Direction: Across the entries below, how many lines contain the string "voor"? Give only the count.

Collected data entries

--- begin ---

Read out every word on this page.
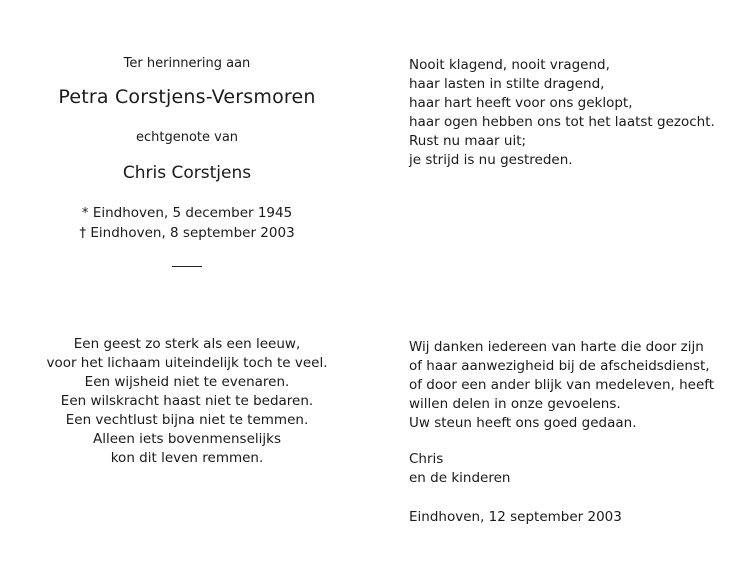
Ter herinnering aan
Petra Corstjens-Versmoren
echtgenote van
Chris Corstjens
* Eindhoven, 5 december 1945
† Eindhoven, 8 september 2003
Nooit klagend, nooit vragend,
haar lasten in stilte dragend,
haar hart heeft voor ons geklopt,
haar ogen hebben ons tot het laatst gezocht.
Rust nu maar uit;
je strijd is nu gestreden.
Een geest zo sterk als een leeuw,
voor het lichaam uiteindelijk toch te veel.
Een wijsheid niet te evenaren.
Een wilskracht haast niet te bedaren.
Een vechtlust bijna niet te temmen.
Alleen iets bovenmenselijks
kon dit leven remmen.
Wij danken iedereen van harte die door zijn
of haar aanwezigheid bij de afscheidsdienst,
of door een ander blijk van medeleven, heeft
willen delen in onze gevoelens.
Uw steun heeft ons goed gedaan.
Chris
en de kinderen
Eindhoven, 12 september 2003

--- end ---
--- begin ---

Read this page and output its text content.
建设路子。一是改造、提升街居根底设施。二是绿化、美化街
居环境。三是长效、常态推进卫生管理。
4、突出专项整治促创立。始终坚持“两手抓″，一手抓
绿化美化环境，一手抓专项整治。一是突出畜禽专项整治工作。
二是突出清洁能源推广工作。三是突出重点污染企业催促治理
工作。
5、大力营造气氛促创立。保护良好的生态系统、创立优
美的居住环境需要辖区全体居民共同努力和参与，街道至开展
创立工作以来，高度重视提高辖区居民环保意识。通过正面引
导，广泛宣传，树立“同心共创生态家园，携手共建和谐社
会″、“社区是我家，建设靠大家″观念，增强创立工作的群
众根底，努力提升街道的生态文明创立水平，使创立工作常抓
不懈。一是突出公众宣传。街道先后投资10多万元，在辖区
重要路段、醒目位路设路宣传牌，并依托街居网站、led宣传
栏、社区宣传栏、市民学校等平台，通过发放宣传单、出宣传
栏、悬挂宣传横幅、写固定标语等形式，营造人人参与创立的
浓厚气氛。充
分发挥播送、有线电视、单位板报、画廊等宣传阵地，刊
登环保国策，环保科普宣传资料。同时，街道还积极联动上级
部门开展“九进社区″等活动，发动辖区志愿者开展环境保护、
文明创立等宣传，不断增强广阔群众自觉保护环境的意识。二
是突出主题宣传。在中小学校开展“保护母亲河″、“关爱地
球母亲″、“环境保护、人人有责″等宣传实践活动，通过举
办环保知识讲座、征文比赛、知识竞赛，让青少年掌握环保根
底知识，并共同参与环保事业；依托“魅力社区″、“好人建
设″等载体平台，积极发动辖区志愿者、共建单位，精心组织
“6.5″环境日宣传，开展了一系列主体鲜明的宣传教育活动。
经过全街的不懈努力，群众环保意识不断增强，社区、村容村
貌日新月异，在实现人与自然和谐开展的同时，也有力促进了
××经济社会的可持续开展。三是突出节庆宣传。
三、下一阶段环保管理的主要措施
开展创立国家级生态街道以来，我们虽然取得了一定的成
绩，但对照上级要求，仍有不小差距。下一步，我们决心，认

--- end ---
--- begin ---

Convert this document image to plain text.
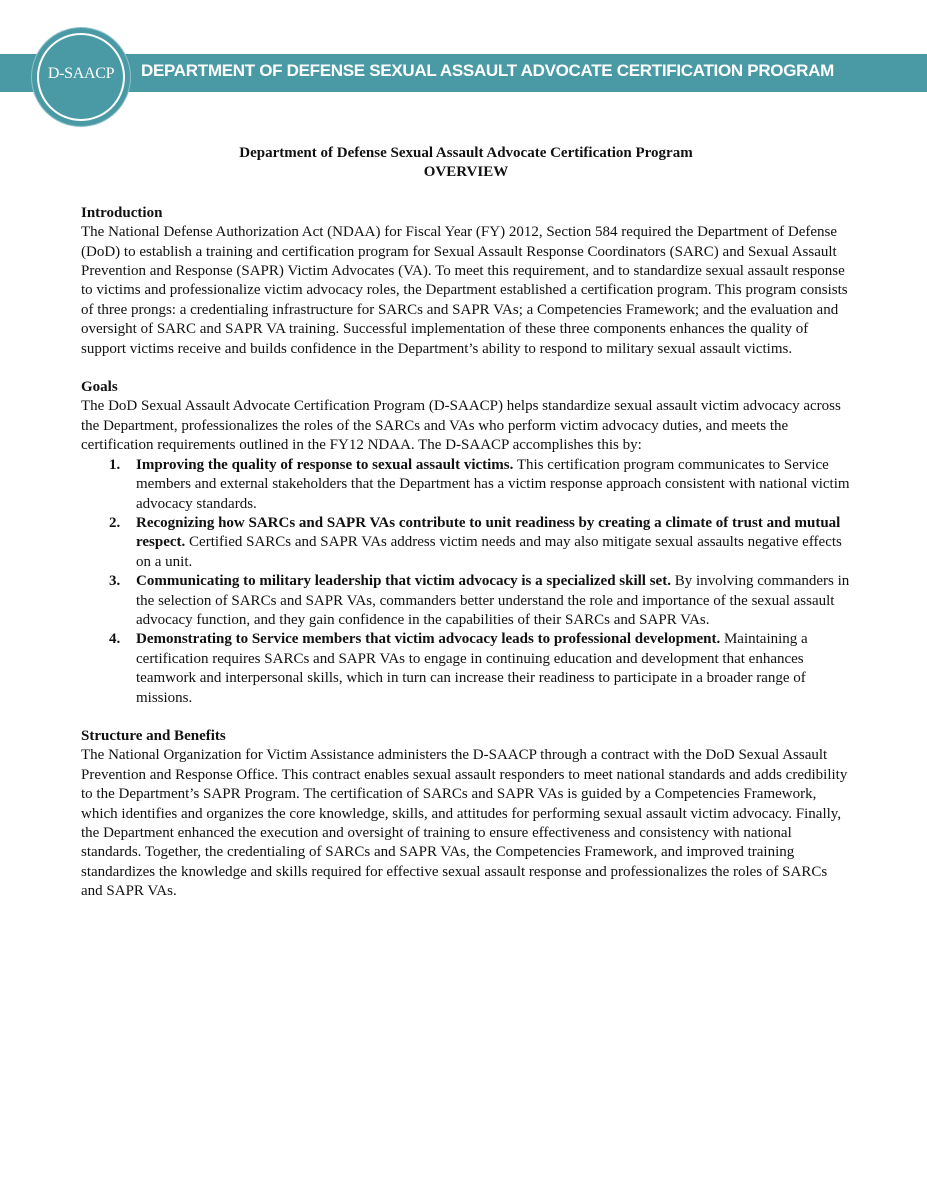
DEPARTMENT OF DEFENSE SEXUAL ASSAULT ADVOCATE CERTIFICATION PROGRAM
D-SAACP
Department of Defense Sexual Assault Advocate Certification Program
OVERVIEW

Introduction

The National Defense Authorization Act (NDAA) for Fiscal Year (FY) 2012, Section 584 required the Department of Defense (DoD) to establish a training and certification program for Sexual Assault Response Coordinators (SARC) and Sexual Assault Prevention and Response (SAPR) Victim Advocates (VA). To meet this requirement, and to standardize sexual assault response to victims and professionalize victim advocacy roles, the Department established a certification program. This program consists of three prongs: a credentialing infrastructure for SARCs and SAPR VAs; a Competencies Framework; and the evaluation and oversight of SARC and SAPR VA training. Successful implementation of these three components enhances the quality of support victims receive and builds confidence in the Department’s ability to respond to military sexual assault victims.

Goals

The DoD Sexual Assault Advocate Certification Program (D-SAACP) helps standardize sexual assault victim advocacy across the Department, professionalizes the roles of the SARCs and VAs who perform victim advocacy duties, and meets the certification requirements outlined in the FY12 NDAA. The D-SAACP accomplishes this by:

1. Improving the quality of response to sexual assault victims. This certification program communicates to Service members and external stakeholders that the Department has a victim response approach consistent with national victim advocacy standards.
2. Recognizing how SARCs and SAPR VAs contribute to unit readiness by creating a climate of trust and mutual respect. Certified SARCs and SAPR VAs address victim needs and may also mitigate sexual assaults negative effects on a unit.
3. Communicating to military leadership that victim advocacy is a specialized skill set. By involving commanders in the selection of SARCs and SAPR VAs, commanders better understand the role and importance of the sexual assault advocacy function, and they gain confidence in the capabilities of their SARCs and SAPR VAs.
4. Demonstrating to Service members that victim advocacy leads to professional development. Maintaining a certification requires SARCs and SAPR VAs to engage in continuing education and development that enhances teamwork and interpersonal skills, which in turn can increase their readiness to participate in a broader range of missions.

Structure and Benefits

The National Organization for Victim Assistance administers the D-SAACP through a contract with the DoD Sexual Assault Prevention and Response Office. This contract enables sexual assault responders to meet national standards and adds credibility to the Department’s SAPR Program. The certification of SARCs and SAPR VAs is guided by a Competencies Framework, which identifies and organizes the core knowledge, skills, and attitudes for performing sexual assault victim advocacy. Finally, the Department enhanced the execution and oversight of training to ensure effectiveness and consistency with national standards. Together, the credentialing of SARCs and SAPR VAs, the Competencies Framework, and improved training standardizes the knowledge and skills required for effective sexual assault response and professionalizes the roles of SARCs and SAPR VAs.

--- end ---

Finished answer: 2